*SHORT PROBLEM*. Copy out all lines carrying the word "code".

Stored data entries:
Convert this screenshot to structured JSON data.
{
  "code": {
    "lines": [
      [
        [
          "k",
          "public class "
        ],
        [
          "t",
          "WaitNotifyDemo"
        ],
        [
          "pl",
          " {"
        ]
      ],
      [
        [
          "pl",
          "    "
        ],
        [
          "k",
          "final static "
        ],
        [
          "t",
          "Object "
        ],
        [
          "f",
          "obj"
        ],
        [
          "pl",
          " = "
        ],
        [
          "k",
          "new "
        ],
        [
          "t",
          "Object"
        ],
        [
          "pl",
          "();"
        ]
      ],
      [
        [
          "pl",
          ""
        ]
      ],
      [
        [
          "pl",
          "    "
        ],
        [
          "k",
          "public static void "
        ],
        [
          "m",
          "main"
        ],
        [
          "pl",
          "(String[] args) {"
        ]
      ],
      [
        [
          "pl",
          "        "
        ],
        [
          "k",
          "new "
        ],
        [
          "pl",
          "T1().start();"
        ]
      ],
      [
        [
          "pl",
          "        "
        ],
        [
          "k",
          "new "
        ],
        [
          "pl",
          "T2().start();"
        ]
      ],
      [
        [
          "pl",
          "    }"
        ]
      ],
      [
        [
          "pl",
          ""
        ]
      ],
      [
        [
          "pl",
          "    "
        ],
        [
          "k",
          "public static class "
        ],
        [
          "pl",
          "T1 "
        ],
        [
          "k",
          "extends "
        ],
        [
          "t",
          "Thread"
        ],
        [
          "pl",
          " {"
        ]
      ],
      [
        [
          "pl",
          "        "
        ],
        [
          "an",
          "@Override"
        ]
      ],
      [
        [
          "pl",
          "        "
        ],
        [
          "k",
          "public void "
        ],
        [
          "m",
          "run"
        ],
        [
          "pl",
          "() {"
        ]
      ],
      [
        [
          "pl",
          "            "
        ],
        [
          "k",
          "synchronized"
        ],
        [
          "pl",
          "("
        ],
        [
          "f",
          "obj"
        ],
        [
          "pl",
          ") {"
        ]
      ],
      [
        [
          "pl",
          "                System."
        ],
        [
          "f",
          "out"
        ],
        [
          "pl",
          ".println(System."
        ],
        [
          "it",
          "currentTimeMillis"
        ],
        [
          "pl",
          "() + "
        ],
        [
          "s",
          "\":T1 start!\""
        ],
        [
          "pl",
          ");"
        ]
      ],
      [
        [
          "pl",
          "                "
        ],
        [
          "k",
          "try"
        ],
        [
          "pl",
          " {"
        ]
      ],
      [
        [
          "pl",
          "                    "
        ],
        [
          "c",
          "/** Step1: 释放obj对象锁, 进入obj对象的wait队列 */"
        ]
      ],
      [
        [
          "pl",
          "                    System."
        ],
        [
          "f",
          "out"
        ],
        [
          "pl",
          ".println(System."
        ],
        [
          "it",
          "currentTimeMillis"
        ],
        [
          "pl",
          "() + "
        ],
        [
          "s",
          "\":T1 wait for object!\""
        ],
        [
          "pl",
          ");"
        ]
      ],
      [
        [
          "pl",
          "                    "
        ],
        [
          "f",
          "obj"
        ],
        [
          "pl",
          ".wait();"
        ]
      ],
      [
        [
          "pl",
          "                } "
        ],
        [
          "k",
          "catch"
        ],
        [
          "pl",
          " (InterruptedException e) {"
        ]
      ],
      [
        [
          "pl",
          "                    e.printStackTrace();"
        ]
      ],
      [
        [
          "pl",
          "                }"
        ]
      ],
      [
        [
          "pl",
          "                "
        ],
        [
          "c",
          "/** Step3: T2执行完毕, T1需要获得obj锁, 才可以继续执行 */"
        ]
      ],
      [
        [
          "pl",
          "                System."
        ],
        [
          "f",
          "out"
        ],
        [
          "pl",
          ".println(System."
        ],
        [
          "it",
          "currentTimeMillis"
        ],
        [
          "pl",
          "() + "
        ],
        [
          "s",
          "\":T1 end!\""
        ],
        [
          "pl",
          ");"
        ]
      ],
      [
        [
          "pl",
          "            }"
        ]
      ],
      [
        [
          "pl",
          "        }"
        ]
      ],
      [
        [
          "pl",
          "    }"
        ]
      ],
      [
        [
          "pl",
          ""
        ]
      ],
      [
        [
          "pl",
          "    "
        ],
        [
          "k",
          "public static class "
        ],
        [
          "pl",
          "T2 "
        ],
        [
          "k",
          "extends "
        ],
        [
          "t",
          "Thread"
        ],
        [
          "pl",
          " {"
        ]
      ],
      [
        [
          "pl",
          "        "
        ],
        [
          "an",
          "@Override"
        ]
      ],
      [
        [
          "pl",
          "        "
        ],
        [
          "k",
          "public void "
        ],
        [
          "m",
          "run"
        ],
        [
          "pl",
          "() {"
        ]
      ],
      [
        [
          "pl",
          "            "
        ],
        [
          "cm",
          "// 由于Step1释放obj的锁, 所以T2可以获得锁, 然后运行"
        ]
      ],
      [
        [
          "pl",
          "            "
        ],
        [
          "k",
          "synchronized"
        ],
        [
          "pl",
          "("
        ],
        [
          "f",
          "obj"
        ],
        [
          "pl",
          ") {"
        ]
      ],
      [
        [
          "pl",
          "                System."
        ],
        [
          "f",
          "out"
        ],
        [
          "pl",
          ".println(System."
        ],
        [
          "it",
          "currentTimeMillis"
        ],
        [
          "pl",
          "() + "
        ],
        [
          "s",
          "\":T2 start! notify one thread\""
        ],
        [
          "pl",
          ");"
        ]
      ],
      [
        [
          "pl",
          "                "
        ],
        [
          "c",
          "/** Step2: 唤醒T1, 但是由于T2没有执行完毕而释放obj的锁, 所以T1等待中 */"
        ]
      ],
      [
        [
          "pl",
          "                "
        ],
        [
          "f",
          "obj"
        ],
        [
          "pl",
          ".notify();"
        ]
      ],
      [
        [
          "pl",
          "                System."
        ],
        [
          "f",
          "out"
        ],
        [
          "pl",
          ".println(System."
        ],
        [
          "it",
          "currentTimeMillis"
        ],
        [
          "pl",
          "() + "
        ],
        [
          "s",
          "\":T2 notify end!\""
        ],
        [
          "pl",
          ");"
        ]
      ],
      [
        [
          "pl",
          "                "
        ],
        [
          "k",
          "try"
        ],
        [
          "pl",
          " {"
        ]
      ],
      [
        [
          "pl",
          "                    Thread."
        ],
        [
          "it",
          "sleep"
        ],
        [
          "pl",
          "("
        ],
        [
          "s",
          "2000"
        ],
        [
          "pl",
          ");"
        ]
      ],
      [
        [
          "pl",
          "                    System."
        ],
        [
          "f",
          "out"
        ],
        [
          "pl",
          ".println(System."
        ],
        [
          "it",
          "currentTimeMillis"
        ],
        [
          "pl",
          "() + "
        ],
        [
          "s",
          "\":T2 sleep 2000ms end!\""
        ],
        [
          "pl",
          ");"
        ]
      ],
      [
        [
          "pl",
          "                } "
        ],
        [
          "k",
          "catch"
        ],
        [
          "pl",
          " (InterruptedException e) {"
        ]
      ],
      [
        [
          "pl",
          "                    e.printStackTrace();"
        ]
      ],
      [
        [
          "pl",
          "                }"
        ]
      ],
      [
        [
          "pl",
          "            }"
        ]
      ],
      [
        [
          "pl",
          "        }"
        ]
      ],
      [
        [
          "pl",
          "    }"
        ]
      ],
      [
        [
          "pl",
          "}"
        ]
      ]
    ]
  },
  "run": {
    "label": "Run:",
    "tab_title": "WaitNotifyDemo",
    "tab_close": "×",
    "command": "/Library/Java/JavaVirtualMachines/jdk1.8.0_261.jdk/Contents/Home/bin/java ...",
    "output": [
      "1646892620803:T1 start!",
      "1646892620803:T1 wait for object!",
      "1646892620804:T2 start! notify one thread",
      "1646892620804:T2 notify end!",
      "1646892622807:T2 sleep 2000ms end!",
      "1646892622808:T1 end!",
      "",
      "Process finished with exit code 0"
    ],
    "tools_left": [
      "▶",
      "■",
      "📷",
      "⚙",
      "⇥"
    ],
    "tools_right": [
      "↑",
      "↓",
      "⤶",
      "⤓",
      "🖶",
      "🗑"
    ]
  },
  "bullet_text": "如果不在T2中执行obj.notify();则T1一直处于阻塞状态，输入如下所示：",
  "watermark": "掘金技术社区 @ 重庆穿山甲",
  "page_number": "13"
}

*ANSWER TO THIS PROBLEM*.
  "code": {
      "Process finished with exit code 0"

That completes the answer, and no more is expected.